◆ SHORT TASK
Lay out the lines of the records below, from the line containing "data-point-ratio: [530, 916, 548, 931]" through the line containing "data-point-ratio: [387, 909, 391, 913]" inclusive, as a Markdown table with the columns Row and Entry. Number each row and omit blank lines.

===== DATA FOR PROCESSING =====

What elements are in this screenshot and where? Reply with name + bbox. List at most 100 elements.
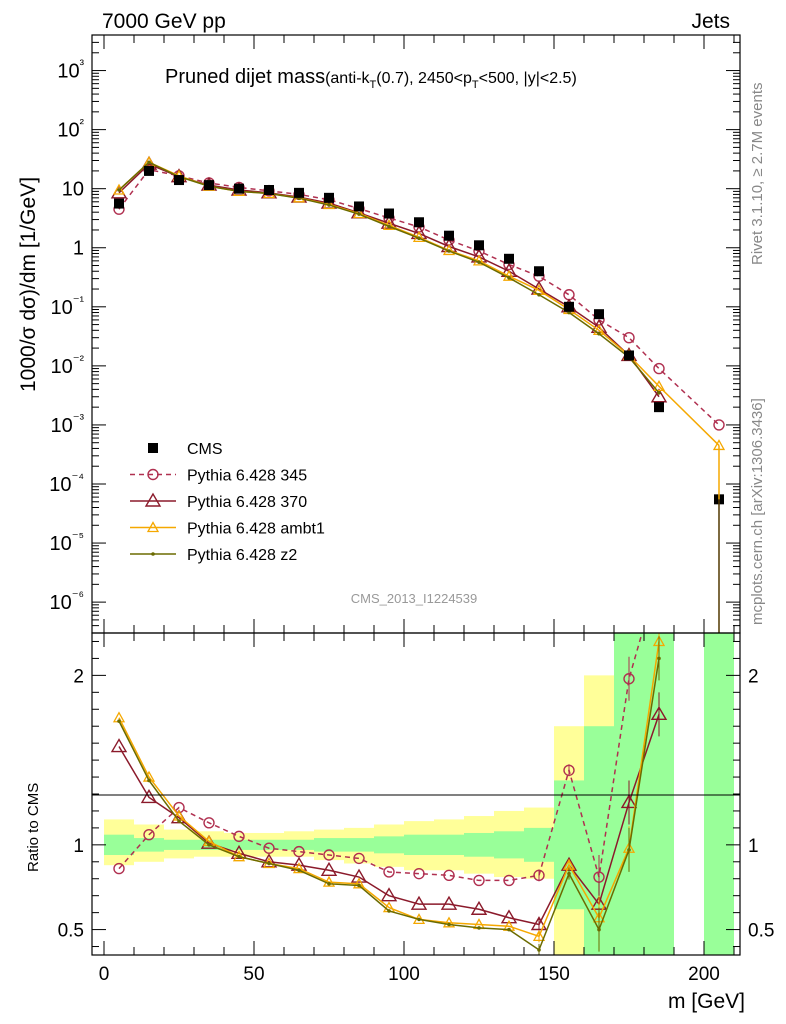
data-point-ratio: [530, 916, 548, 931]
data-point-ratio: [533, 869, 545, 882]
legend-label: Pythia 6.428 ambt1: [187, 521, 325, 538]
data-point-main: [204, 180, 214, 191]
data-point-main: [472, 254, 486, 266]
legend: CMS Pythia 6.428 345 Pythia 6.428 370 Pythi…: [130, 441, 325, 564]
data-point-ratio: [387, 909, 391, 913]
data-point-ratio: [147, 778, 151, 783]
header-left: 7000 GeV pp: [102, 10, 226, 33]
data-point-main: [477, 260, 481, 264]
y-tick-label-ratio-right: 0.5: [748, 921, 774, 942]
data-point-main: [384, 208, 394, 219]
y-tick-label-main: 10²: [57, 116, 84, 142]
data-point-main: [294, 187, 304, 198]
data-point-ratio: [654, 569, 664, 579]
uncertainty-band-green: [104, 834, 134, 856]
data-point-main: [713, 419, 725, 431]
y-tick-label-main: 10⁻⁵: [49, 529, 84, 555]
data-point-ratio: [500, 909, 518, 924]
y-tick-label-main: 10⁻⁶: [50, 588, 84, 614]
y-tick-label-main: 10: [62, 179, 84, 201]
uncertainty-band-green: [224, 839, 254, 850]
x-tick-label: 200: [688, 964, 720, 985]
legend-marker: [147, 468, 159, 481]
chart-title-sub-1: (anti-k: [325, 70, 370, 87]
data-point-ratio: [352, 877, 366, 889]
data-point-ratio: [593, 871, 605, 883]
data-point-main: [234, 183, 244, 194]
uncertainty-band-green: [374, 836, 404, 854]
uncertainty-band-green: [464, 832, 494, 857]
y-tick-label-ratio: 2: [73, 666, 84, 687]
main-plot-frame: [91, 34, 741, 634]
y-tick-label-main: 10⁻¹: [51, 293, 85, 319]
data-point-ratio: [173, 801, 185, 814]
data-point-main: [623, 331, 635, 344]
data-point-ratio: [503, 874, 515, 887]
legend-marker: [146, 521, 160, 533]
data-point-ratio: [353, 852, 365, 865]
uncertainty-band-green: [164, 839, 194, 850]
chart-title-sub-2: (0.7), 2450<p: [376, 70, 472, 87]
data-point-ratio: [327, 882, 331, 886]
data-point-ratio: [417, 917, 421, 922]
legend-marker: [151, 552, 155, 556]
x-tick-label: 150: [538, 964, 570, 985]
data-point-ratio: [623, 673, 635, 685]
data-point-ratio: [260, 853, 278, 868]
data-point-main: [534, 266, 544, 277]
data-point-main: [537, 292, 541, 297]
data-point-ratio: [117, 719, 121, 723]
y-tick-label-main: 10⁻⁴: [49, 470, 84, 496]
y-tick-label-main: 1: [73, 238, 84, 260]
data-point-ratio: [563, 764, 575, 776]
data-point-main: [657, 390, 661, 395]
data-point-main: [174, 175, 184, 186]
data-point-main: [112, 183, 126, 195]
data-point-ratio: [140, 789, 158, 804]
uncertainty-band-green: [254, 839, 284, 850]
data-point-main: [324, 192, 334, 203]
data-point-ratio: [650, 705, 668, 721]
data-point-ratio: [507, 927, 511, 932]
data-point-ratio: [207, 843, 211, 847]
mcplots-label: mcplots.cern.ch [arXiv:1306.3436]: [749, 398, 766, 625]
data-point-ratio: [620, 794, 638, 809]
uncertainty-band-green: [434, 834, 464, 856]
data-point-main: [357, 212, 361, 216]
data-point-ratio: [263, 842, 275, 854]
y-tick-label-ratio-right: 2: [748, 666, 759, 687]
uncertainty-band-green: [284, 839, 314, 850]
legend-label: Pythia 6.428 370: [187, 494, 307, 511]
data-point-ratio: [537, 948, 541, 952]
chart-title: Pruned dijet mass(anti-kT(0.7), 2450<pT<…: [165, 66, 577, 91]
uncertainty-band-green: [314, 838, 344, 852]
chart-title-sub-3: <500, |y|<2.5): [479, 70, 577, 87]
data-point-ratio: [443, 869, 455, 882]
x-tick-label: 0: [99, 964, 110, 985]
series-line-main: [118, 161, 720, 446]
uncertainty-band-green: [344, 838, 374, 852]
series-line-main: [118, 161, 660, 394]
data-point-ratio: [567, 871, 571, 876]
data-point-main: [114, 198, 124, 209]
data-point-main: [117, 188, 121, 192]
uncertainty-band-green: [704, 633, 734, 955]
chart-title-sub-T1: T: [370, 79, 377, 91]
legend-label: Pythia 6.428 z2: [187, 547, 297, 564]
x-tick-label: 100: [388, 964, 420, 985]
chart-title-main: Pruned dijet mass: [165, 66, 325, 88]
data-point-main: [597, 331, 601, 336]
uncertainty-band-green: [644, 633, 674, 955]
data-point-ratio: [357, 883, 361, 888]
data-point-main: [414, 217, 424, 228]
y-axis-label-ratio: Ratio to CMS: [25, 783, 42, 872]
data-point-ratio: [627, 848, 631, 852]
data-point-ratio: [532, 930, 546, 942]
legend-marker: [144, 492, 162, 507]
data-point-ratio: [323, 849, 335, 861]
data-point-main: [652, 380, 666, 392]
data-point-ratio: [297, 868, 301, 873]
data-point-ratio: [350, 868, 368, 883]
data-point-main: [417, 236, 421, 241]
data-point-ratio: [380, 887, 398, 902]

=====

◆ OUTPUT
| Row | Entry |
|---|---|
| 1 | data-point-ratio: [530, 916, 548, 931] |
| 2 | data-point-ratio: [533, 869, 545, 882] |
| 3 | legend-label: Pythia 6.428 ambt1: [187, 521, 325, 538] |
| 4 | data-point-main: [204, 180, 214, 191] |
| 5 | data-point-main: [472, 254, 486, 266] |
| 6 | legend: CMS Pythia 6.428 345 Pythia 6.428 370 Pythi…: [130, 441, 325, 564] |
| 7 | data-point-ratio: [387, 909, 391, 913] |